→ Record set:

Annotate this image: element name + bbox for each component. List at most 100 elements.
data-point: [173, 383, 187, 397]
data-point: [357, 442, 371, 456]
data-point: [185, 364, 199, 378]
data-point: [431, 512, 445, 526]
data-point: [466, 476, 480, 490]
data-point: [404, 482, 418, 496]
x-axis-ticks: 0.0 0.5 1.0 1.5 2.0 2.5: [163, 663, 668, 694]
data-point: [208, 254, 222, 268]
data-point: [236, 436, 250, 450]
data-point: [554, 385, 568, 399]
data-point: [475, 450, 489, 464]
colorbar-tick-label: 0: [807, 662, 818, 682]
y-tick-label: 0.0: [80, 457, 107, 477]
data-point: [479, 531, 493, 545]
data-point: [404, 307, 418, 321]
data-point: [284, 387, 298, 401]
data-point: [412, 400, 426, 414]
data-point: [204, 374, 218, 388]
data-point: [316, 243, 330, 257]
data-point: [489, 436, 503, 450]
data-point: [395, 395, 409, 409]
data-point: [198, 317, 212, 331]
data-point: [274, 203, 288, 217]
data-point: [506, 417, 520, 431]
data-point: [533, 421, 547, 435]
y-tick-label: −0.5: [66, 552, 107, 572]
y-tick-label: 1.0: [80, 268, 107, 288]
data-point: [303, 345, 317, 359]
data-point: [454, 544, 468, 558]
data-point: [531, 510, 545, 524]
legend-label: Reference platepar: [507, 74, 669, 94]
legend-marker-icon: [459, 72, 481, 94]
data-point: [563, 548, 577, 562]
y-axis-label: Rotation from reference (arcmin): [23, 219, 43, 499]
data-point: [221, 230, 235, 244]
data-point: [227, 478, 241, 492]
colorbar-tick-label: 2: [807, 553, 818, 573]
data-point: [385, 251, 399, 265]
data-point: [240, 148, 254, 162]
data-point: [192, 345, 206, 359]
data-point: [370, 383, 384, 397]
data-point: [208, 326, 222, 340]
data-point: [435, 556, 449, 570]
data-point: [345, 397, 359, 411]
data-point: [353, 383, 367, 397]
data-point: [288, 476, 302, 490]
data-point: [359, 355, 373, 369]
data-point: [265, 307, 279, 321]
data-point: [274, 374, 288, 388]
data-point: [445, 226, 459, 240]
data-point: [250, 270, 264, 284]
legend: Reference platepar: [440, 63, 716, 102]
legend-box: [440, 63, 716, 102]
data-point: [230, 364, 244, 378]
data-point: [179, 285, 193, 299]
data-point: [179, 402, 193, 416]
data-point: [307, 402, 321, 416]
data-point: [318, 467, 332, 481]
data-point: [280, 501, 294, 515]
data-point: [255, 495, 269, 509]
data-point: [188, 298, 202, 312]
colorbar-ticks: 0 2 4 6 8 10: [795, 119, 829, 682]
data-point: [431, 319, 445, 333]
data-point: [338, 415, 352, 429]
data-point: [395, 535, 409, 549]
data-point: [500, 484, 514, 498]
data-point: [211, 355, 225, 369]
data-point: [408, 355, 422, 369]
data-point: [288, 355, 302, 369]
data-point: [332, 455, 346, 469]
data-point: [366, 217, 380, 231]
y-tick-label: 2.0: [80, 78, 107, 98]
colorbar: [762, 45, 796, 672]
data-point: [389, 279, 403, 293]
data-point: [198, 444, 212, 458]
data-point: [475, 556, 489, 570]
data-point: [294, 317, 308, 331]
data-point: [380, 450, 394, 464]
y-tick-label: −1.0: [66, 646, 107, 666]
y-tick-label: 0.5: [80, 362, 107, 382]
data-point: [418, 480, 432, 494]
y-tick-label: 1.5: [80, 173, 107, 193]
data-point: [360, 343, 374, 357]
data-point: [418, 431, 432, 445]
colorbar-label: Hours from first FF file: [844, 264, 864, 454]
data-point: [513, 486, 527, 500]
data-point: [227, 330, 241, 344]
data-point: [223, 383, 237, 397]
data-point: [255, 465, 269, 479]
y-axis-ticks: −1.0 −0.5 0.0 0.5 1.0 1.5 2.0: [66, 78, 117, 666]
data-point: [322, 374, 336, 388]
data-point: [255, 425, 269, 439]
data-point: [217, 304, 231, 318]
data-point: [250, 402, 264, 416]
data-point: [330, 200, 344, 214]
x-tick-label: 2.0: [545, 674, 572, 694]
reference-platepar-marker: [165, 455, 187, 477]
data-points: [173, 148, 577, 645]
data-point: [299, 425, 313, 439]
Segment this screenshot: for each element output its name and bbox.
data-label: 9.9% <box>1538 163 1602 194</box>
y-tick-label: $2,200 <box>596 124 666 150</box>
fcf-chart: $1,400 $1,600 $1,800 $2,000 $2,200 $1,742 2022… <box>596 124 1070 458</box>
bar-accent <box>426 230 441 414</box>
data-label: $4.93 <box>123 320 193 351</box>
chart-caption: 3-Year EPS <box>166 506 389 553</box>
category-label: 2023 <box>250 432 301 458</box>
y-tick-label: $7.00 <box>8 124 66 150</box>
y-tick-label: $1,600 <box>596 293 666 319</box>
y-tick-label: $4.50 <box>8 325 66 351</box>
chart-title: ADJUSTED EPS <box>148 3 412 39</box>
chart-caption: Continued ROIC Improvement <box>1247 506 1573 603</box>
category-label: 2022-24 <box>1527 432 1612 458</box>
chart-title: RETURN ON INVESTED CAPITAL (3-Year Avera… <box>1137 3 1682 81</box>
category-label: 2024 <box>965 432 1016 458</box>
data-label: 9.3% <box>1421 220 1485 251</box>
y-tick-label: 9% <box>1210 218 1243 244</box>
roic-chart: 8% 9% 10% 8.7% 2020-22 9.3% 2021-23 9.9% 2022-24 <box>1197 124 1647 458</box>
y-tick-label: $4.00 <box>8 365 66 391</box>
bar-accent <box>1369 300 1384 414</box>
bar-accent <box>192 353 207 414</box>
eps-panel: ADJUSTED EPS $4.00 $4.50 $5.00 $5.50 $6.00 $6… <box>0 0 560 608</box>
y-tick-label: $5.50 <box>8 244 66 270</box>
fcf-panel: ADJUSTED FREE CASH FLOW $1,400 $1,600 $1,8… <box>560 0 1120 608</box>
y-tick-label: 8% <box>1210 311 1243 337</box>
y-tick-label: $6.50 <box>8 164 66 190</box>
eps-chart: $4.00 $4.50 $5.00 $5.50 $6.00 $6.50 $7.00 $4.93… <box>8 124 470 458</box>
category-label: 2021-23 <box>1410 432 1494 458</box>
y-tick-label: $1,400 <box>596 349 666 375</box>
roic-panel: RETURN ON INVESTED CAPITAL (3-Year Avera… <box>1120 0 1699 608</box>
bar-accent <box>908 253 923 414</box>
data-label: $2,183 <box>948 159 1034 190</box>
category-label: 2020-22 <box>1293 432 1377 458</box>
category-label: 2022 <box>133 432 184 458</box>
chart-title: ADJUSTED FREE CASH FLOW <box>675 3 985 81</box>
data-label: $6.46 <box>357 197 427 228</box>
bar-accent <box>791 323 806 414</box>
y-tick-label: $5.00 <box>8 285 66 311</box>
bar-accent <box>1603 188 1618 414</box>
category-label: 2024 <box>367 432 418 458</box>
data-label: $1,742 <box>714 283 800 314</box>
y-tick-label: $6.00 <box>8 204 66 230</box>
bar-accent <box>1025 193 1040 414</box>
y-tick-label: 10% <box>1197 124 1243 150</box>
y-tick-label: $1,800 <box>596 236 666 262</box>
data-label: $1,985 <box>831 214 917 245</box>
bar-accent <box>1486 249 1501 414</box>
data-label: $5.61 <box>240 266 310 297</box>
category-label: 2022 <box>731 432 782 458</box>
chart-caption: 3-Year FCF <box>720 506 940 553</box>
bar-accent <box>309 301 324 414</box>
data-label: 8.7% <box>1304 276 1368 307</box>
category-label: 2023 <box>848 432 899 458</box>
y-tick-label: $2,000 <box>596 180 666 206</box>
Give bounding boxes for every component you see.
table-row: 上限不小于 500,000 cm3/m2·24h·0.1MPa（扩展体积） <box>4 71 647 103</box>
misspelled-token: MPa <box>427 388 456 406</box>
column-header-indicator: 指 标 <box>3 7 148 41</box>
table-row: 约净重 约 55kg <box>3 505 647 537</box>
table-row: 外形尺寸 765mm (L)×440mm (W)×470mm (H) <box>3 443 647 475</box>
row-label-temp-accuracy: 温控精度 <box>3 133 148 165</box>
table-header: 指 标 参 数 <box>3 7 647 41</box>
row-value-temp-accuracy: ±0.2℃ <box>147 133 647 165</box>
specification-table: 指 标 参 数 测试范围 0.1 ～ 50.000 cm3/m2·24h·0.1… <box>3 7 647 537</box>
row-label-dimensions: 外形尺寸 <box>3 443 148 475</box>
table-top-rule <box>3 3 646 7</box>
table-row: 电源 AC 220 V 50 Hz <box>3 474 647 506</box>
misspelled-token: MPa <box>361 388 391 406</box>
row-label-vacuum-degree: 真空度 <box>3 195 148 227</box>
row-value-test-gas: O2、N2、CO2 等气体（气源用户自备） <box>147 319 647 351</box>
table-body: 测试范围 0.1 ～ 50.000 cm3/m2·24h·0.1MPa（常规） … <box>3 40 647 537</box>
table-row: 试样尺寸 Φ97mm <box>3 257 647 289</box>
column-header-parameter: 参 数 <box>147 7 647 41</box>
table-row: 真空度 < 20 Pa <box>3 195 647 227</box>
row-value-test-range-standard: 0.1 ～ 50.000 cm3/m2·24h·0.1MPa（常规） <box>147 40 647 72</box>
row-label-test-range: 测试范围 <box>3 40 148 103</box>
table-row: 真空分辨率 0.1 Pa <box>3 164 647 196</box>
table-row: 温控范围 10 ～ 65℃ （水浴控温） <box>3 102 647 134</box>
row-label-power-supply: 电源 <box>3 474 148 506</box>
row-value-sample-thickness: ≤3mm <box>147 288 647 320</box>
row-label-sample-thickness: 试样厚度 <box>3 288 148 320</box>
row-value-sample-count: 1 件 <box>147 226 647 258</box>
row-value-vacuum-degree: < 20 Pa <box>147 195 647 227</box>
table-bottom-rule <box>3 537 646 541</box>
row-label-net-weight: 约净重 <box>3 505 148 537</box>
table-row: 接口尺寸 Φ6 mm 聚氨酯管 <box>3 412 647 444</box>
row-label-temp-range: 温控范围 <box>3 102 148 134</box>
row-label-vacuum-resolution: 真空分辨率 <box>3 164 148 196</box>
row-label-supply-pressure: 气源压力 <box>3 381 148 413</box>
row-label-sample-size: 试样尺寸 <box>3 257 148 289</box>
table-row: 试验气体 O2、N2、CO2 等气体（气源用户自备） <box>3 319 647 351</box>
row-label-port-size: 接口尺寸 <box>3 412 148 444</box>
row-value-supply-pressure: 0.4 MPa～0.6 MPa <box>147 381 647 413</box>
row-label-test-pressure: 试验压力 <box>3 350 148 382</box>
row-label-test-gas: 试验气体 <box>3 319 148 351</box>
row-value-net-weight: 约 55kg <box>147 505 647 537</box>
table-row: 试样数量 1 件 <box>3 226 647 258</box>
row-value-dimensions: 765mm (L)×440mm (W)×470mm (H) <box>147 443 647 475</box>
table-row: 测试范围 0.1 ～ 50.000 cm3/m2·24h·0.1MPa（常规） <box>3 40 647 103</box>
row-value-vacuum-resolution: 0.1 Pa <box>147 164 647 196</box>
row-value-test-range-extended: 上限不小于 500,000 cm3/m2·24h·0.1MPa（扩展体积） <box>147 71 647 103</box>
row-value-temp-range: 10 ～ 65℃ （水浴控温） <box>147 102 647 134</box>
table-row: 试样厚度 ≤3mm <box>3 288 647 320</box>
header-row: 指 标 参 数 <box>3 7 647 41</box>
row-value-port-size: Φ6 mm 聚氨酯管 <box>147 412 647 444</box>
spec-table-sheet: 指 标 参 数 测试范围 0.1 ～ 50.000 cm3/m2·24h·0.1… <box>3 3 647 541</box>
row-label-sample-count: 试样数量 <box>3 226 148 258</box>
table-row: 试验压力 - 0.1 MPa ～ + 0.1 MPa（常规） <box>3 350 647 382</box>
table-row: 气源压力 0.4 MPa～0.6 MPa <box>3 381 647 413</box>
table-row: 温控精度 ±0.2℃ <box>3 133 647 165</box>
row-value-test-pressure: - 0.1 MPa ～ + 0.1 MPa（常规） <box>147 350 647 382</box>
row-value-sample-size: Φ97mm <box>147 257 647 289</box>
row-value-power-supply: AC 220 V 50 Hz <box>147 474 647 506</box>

→ Exercise instructions: Count the lines of the items above that contain the string "accuracy", matching case exactly, and give only the number.

→ Response for this exercise: 2